━━━ Provided data

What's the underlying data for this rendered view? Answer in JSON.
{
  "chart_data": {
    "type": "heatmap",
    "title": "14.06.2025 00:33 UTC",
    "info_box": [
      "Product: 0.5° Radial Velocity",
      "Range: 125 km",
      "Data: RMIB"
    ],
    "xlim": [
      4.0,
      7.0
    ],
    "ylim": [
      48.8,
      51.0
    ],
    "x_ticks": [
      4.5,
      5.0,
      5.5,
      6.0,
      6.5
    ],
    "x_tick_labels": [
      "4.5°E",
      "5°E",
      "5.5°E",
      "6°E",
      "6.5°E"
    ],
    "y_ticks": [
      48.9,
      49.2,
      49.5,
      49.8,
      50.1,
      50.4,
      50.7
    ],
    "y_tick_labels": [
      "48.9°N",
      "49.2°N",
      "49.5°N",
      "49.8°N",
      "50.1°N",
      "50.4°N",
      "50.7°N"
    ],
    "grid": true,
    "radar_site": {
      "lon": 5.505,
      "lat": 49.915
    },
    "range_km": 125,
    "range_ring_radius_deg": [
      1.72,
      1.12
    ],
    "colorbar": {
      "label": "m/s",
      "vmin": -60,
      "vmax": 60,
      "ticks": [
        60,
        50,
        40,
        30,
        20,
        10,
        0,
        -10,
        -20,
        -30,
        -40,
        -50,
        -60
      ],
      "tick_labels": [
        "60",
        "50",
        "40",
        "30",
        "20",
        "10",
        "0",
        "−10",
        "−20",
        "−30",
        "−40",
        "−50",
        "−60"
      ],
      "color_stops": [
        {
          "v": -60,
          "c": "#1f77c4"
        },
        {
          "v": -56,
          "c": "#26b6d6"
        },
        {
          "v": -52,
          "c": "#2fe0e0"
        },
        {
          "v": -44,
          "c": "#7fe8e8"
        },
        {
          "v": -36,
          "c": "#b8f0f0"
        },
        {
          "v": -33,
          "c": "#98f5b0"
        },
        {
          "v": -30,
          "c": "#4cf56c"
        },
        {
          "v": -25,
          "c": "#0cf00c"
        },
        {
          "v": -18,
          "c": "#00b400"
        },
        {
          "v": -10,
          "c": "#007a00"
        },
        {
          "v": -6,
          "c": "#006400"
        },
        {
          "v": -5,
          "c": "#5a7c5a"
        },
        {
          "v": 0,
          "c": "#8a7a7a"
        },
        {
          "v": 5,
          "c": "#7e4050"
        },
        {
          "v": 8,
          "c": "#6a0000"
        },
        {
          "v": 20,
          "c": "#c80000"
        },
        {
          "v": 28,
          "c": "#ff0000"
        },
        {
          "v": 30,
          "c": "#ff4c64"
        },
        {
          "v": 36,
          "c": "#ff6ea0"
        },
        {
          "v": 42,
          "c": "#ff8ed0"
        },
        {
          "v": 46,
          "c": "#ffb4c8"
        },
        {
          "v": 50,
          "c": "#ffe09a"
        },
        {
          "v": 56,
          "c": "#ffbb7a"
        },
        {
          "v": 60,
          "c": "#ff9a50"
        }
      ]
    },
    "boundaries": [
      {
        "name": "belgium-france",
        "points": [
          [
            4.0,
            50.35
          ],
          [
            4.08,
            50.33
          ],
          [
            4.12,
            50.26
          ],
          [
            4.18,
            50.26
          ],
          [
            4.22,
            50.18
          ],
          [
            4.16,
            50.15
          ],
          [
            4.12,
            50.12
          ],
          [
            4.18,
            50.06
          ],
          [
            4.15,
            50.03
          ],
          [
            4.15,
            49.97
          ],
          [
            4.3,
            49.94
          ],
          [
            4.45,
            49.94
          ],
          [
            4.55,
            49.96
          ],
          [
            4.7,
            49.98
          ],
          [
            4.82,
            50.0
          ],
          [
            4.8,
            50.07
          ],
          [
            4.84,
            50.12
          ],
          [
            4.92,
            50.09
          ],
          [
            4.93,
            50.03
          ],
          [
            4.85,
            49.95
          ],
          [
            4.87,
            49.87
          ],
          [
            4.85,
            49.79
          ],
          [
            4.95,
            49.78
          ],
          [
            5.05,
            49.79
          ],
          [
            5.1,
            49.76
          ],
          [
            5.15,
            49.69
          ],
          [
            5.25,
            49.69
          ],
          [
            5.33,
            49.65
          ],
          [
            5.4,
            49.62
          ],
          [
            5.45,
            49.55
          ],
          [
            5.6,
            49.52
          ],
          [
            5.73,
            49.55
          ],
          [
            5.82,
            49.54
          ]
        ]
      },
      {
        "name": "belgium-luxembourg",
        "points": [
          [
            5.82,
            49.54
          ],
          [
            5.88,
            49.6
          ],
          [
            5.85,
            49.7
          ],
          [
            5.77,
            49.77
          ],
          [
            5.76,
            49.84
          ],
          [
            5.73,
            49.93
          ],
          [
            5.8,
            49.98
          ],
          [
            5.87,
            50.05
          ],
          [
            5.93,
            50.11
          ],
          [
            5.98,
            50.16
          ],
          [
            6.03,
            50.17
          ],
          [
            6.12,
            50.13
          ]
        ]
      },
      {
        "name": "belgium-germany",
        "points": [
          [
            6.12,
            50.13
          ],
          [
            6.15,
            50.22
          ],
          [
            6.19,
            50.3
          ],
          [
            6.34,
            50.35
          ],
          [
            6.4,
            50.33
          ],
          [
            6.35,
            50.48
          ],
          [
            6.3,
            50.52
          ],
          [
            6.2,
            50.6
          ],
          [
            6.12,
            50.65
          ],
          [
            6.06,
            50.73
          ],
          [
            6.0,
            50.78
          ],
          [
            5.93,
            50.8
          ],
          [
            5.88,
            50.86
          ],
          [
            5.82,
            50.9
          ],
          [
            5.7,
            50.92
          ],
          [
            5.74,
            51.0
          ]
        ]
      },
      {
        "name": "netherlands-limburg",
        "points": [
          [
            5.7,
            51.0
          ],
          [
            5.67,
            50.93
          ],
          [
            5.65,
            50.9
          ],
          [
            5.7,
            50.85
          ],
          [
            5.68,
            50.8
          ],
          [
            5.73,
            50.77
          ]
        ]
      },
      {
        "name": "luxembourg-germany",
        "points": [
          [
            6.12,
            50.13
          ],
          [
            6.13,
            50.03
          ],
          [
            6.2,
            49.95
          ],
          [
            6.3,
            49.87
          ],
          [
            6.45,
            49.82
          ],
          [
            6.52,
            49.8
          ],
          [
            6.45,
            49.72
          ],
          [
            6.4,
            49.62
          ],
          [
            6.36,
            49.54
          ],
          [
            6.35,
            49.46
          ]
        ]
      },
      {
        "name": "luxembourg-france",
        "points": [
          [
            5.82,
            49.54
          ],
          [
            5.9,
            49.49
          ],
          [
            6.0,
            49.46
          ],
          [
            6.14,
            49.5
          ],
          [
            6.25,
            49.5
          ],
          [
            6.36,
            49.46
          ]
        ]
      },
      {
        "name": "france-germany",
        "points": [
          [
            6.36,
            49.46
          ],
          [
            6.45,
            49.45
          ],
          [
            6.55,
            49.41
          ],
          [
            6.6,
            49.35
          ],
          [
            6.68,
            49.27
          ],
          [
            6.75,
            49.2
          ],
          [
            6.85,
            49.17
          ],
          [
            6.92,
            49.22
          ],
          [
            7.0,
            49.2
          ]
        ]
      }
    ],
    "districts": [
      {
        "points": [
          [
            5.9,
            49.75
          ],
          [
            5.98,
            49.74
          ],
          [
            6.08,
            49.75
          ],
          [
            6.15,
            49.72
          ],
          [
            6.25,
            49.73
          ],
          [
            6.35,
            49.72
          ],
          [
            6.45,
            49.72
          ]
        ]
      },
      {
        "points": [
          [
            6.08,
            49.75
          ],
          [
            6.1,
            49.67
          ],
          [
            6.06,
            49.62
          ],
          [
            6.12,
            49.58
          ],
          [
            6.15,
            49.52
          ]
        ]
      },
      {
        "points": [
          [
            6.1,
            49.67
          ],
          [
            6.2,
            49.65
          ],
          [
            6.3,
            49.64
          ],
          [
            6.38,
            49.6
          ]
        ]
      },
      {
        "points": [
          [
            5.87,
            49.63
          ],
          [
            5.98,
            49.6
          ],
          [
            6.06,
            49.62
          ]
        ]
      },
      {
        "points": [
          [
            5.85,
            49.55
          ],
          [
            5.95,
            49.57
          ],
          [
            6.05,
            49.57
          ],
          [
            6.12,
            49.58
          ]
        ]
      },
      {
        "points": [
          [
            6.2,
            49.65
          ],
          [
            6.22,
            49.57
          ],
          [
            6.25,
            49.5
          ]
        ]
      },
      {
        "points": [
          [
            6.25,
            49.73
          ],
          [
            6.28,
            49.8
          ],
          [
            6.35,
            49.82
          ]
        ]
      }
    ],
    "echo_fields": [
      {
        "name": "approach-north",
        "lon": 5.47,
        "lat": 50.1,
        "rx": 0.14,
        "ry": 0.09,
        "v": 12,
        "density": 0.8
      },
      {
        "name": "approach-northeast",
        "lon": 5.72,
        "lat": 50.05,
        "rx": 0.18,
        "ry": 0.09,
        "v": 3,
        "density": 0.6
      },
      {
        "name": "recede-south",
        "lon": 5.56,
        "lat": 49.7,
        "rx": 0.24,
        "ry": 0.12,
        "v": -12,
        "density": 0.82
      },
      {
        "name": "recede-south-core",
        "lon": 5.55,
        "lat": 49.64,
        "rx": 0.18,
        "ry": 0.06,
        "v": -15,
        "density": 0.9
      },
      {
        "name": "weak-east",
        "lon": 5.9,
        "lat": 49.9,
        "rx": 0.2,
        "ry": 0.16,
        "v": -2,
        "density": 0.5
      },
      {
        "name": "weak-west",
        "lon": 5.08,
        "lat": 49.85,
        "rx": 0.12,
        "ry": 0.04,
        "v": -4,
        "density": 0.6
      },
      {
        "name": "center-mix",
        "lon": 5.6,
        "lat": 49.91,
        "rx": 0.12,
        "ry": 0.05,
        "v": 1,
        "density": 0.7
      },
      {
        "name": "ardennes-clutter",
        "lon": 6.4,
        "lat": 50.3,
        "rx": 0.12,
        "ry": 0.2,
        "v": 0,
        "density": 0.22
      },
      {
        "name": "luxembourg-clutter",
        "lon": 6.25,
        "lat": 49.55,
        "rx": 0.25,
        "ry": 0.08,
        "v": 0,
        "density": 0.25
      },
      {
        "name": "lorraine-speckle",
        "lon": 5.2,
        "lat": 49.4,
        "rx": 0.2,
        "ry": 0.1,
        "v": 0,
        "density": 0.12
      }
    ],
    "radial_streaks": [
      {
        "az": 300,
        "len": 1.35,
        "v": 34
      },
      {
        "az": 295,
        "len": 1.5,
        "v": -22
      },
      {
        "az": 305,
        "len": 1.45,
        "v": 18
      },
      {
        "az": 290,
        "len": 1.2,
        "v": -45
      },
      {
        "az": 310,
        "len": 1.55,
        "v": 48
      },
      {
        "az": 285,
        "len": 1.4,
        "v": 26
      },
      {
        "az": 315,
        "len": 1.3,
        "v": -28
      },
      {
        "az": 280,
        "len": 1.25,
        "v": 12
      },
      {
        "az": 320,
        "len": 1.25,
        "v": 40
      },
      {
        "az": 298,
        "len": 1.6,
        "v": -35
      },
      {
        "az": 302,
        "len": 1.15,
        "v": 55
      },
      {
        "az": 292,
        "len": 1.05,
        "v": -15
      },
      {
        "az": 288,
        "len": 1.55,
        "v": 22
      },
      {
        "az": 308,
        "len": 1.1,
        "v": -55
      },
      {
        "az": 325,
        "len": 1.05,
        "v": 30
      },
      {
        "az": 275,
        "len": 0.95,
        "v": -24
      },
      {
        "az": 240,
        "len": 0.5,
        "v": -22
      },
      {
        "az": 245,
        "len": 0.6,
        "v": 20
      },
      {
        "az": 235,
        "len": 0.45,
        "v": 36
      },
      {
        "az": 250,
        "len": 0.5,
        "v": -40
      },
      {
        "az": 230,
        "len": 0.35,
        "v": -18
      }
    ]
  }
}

━━━━━━

#### The task
Only lines holding the string "france" are wanted; gather each one from the entries above.

#### Output of the exercise
        "name": "belgium-france",
        "name": "luxembourg-france",
        "name": "france-germany",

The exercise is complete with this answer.